==== EXCERPT TO READ

- Culture
- 20 Jun 06
The Bacardi B-live experience hopes to take corporate branding to a different dimension
Brand extension – the process by which companies help consumers understand the core meaning of their product and strengthen brand franchise.
That’s the marketing concept behind the Bacardi B-Live experience, a global programme of festival-based music events, which was trailered in London last week.
Essentially, Bacardi have pledged to showcase a mix of emerging and established regional artists through B-Live, providing them with the opportunity to collaborate for one-off shows across the world.
Additionally, Bacardi B-live radio has been launched, taking the entire concept of marketing to new levels. A number of DJs and re-mixers have been drafted in to provide tunes created exclusively for the brand’s radio station, which will be available around the clock online and on 3G mobile handsets.
Irish music fans will get to experience the B-Live experience first hand when its tent rolls into Punchestown for Oxegen and Stradbally for the much-anticipated Electric Picnic at the beginning of September.
Last week, the B-Live concept kicked off in London with a spectacular statement-of-intent that culminated in a live show featuring new collaborations between flamboyant DJ-producer Dimitri From Paris, super-size diva Chaka Khan, dance/funk ensemble Los Amigos Invisibles and Roy Ayers – known as the Godfather of Acid Jazz.
For the opening act, London’s Sketch restaurant hosted a press conference with journalists flying in from as far afield as Mexico and Puerto Rico. True to diva form, Khan ran an hour late, which gave us enough time to check out Sketch’s dizzyingly modern interior (let’s just say that we wouldn’t want to be served magic mushrooms before a trip to the gem-encrusted bathroom!).
“Tonight is not so much about a mixture of styles as a mixture of people,” Dimitri from Paris revealed. “We like people to energise and to get involved. It’s important when onstage to release oneself – and to want people to enjoy and release themselves.”
“It’s not often you get to see musicians wing it,” Ayers noted, referring to the fact that, until tonight, the super-group haven’t even shared a rehearsal space.
“The process is organic, funky and soul-based,” Dimitri added. “I like to leave room for accidents to happen.”

========
==== DATA UNDER STUDY

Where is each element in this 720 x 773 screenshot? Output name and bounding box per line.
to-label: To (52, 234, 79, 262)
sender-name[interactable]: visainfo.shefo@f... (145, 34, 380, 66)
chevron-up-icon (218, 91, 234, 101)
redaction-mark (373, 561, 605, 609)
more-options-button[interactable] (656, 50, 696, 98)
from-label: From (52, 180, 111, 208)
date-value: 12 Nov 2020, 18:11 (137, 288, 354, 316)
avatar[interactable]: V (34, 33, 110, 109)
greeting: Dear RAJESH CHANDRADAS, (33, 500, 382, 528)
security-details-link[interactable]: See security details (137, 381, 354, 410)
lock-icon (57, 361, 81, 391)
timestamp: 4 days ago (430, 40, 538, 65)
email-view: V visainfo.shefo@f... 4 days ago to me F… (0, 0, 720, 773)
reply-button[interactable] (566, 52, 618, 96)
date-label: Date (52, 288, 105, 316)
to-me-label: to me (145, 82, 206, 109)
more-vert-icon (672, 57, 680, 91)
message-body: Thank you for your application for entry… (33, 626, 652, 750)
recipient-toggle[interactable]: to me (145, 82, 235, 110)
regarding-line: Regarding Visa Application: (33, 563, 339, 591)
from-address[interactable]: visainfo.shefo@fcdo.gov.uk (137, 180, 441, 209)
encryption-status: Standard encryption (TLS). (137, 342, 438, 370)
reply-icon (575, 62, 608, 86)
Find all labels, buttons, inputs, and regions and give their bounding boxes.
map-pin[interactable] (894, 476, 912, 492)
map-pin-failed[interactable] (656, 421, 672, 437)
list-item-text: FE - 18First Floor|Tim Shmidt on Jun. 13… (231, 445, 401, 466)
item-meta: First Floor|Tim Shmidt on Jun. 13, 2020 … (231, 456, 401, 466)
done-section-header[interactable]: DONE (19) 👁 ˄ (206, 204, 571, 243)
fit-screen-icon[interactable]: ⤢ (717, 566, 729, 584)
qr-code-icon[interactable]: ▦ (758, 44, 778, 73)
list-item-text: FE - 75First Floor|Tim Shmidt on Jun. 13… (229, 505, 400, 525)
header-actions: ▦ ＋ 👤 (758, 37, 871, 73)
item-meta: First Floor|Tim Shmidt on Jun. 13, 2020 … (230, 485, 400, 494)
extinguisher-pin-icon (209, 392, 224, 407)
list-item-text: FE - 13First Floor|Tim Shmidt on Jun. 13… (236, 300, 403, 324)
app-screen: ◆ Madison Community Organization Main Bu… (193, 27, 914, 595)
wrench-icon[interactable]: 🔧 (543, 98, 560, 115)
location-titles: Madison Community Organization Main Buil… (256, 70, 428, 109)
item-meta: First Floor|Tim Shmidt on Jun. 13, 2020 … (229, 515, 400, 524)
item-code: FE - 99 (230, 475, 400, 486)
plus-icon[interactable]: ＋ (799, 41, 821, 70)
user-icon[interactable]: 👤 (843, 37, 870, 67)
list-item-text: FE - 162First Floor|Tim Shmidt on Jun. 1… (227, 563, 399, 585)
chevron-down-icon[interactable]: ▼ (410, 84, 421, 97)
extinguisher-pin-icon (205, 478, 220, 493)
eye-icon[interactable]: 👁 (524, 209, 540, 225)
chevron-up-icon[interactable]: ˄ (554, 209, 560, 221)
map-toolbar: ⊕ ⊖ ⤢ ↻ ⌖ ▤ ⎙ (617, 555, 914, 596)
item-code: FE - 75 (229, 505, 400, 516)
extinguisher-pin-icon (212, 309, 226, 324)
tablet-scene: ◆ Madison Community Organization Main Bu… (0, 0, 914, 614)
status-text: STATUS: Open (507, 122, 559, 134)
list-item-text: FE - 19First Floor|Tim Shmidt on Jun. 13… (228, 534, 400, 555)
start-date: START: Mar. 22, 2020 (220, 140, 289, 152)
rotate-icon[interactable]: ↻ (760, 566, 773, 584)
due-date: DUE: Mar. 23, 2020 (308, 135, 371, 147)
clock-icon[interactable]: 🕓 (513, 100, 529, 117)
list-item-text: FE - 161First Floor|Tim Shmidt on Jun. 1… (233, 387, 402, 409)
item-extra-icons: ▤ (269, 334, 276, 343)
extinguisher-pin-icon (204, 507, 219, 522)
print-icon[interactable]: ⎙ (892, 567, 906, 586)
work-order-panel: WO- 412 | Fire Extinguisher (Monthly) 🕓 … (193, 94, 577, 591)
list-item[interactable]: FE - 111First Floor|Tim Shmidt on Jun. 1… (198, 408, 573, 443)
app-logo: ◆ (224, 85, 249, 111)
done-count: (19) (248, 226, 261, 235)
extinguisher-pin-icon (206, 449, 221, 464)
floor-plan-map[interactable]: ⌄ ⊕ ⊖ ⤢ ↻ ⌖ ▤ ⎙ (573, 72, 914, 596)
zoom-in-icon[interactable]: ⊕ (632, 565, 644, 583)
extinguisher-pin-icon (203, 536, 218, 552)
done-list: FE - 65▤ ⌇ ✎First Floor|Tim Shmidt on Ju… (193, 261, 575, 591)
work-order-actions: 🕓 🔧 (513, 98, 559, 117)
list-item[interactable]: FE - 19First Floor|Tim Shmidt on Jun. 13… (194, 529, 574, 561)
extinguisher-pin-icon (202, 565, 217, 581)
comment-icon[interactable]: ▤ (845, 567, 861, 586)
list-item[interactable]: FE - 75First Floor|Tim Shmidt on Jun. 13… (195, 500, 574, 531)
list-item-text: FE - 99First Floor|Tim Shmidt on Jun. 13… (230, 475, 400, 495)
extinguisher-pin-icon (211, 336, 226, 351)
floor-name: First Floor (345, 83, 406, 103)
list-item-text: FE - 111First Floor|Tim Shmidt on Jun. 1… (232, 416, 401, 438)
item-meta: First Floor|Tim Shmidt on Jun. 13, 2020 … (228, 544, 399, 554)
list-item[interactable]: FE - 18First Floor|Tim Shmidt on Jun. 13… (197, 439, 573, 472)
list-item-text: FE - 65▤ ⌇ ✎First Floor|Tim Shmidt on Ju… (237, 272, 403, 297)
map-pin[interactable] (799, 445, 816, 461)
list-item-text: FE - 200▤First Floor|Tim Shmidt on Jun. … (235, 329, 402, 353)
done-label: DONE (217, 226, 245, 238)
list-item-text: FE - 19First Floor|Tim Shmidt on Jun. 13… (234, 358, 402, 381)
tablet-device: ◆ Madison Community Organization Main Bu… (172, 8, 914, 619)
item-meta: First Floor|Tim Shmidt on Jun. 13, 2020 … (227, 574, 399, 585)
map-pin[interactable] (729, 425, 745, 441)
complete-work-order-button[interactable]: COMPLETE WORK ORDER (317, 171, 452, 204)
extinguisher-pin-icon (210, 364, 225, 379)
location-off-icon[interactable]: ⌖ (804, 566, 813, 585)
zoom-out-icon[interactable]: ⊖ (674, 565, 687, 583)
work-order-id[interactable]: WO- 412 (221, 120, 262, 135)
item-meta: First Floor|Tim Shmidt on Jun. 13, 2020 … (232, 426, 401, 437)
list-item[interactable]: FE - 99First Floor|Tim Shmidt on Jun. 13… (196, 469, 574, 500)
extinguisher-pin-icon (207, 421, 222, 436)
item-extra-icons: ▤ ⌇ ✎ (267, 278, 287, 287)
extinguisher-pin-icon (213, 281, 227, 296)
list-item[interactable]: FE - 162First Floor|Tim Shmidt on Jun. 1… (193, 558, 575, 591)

========

PROBLEM 1 - In the article on the Bacardi B-Live launch, which musician is described as the Godfather of Acid Jazz?
PROBLEM 2 - Pick up the article on the Bacardi B-Live launch where it stops and continue it.

EXERCISE ANSWER 1 - Roy Ayers

EXERCISE ANSWER 2 -
Now installed at the top table, Khan noted that she was ‘just glad to be in the mix’.
“Music is conducive to collaboration, so it’s great to take two or three genres of music and make up a new baby,” she smiled. “This could be done more often as it’s a wonderful thing.”
The show took place at the renowned Institute Of Contemporary Arts on Pall Mall, which was awash with anticipation and Mojitos. .
Under Dimitri from Paris’ watchful eye, Los Amigos Invisibles kicked things off with a sort of Latin-infused big-beat, a trendy fusion of jazz and samba – the perfect soundtrack, you might say, to the Bacardi lifestyle.
Khan took to the stage for a large-lunged version of the perennial crowd-pleaser ‘I Feel For You’, while ‘I’m Every Women’, devoted to ‘all the pretty girls’, naturally raised the roof.
Dressed in a lime-green jacket and armed with his trademark vibraphone, Ayers proved as delightfully jovial on stage as he had been in person. His jazz-funk set was infectious, a delicious blend of old-skool charm and new-skool wizardry. On his watch, the ICA was transformed into a prototype Miami-on-the-Mall, ‘Our Time Is Coming’ in particular sounding like consummate festival fare.
Then it was Chaka Khan and Roy Ayers together, the strains of Ayers’ ahead-of-its-time classic ‘Everybody Loves The Sunshine’ starting up. What followed was a gorgeously soulful rendition of the track, blessedly devoid of a showy, big-beat makeover.
On this evidence, the possibilities for future Bacardi B-live events are impressive. Roll on the festival season.